• What the task asks: Make an exact copy of the lines below.

** Start Materials provided **

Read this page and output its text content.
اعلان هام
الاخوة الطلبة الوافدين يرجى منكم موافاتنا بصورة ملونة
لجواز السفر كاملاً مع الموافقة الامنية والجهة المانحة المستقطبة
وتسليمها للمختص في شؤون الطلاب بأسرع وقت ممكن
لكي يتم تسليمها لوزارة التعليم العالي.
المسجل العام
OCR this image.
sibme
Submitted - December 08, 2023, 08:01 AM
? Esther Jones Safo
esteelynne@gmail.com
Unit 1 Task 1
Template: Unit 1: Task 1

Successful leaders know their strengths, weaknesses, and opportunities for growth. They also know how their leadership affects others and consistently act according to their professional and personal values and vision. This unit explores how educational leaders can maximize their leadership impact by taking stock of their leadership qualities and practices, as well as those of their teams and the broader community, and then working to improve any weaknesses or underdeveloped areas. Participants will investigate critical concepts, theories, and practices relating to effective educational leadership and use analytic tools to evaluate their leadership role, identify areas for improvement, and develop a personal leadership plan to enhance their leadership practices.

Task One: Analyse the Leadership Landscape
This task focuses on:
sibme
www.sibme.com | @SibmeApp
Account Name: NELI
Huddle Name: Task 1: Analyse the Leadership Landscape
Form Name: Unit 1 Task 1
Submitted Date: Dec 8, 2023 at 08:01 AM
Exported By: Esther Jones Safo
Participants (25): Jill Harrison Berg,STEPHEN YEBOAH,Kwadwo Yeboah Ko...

** End Materials provided **

• Problem solution:
Read this page and output its text content.
اعلان هام
الاخوة الطلبة الوافدين يرجى منكم موافاتنا بصورة ملونة
لجواز السفر كاملاً مع الموافقة الامنية والجهة المانحة المستقطبة
وتسليمها للمختص في شؤون الطلاب بأسرع وقت ممكن
لكي يتم تسليمها لوزارة التعليم العالي.
المسجل العام
OCR this image.
sibme
Submitted - December 08, 2023, 08:01 AM
? Esther Jones Safo
esteelynne@gmail.com
Unit 1 Task 1
Template: Unit 1: Task 1

Successful leaders know their strengths, weaknesses, and opportunities for growth. They also know how their leadership affects others and consistently act according to their professional and personal values and vision. This unit explores how educational leaders can maximize their leadership impact by taking stock of their leadership qualities and practices, as well as those of their teams and the broader community, and then working to improve any weaknesses or underdeveloped areas. Participants will investigate critical concepts, theories, and practices relating to effective educational leadership and use analytic tools to evaluate their leadership role, identify areas for improvement, and develop a personal leadership plan to enhance their leadership practices.

Task One: Analyse the Leadership Landscape
This task focuses on:
sibme
www.sibme.com | @SibmeApp
Account Name: NELI
Huddle Name: Task 1: Analyse the Leadership Landscape
Form Name: Unit 1 Task 1
Submitted Date: Dec 8, 2023 at 08:01 AM
Exported By: Esther Jones Safo
Participants (25): Jill Harrison Berg,STEPHEN YEBOAH,Kwadwo Yeboah Ko...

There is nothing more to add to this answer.